§ **EXERCISE TASK**
Go over the listing below line by line and tally those containing "this". Give only the tally.

<<<<

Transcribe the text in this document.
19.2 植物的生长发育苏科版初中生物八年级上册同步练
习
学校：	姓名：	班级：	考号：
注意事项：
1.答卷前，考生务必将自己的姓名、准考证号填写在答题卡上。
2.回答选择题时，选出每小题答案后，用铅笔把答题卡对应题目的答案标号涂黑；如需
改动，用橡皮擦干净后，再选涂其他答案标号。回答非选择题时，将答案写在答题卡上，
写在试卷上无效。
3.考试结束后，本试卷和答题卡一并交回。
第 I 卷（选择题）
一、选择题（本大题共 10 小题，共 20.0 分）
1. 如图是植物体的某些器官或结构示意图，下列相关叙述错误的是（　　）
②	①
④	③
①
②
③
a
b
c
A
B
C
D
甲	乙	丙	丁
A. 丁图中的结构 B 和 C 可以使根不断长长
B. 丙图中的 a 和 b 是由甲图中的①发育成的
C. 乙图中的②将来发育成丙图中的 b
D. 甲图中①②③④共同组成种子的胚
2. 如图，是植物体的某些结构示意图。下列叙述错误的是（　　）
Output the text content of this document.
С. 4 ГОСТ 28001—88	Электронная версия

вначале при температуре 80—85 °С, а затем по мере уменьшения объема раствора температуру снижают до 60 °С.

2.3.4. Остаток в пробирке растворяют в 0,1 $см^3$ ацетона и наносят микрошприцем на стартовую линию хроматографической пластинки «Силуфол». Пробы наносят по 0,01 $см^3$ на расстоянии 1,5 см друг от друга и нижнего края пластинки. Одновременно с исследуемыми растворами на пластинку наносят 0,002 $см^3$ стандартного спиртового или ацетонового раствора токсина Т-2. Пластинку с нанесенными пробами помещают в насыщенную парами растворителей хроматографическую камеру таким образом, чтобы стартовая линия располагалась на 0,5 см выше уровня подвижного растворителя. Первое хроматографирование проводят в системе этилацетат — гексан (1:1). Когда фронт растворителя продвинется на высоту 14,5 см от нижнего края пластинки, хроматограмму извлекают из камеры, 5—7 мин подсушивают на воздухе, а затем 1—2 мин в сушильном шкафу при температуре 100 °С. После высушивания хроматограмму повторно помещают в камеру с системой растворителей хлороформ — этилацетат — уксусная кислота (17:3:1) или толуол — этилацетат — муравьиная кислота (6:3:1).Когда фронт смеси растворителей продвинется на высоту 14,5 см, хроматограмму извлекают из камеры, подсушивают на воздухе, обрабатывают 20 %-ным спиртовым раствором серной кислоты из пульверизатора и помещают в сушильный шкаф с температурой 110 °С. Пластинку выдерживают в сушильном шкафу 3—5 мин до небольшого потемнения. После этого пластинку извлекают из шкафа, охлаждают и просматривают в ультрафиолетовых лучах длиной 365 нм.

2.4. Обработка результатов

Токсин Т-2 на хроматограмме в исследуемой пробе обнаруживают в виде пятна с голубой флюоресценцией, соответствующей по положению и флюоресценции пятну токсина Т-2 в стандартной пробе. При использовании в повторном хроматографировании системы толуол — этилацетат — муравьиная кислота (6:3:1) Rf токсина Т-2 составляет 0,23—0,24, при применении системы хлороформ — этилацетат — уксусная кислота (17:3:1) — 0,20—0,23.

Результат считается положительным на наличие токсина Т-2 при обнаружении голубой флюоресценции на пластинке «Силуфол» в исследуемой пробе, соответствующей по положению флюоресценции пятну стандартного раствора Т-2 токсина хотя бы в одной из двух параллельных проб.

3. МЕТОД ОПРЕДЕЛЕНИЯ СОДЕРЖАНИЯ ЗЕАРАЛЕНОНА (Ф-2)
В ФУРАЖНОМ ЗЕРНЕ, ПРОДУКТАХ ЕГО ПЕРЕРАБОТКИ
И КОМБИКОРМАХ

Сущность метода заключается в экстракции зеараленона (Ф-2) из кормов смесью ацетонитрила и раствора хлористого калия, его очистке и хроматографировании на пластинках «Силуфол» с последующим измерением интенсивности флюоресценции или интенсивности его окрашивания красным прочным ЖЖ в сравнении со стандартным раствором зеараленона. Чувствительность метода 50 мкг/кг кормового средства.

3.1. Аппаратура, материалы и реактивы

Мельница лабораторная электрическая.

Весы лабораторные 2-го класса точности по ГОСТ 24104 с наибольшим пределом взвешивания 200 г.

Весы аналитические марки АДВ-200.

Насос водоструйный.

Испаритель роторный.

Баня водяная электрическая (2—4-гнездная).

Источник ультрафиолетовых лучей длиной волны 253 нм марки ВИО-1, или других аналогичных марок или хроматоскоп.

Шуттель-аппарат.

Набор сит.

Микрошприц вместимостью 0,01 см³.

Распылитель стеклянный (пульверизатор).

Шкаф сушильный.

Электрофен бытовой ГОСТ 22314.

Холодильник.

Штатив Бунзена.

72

>>>>

§ **OUTPUT BELOW**
2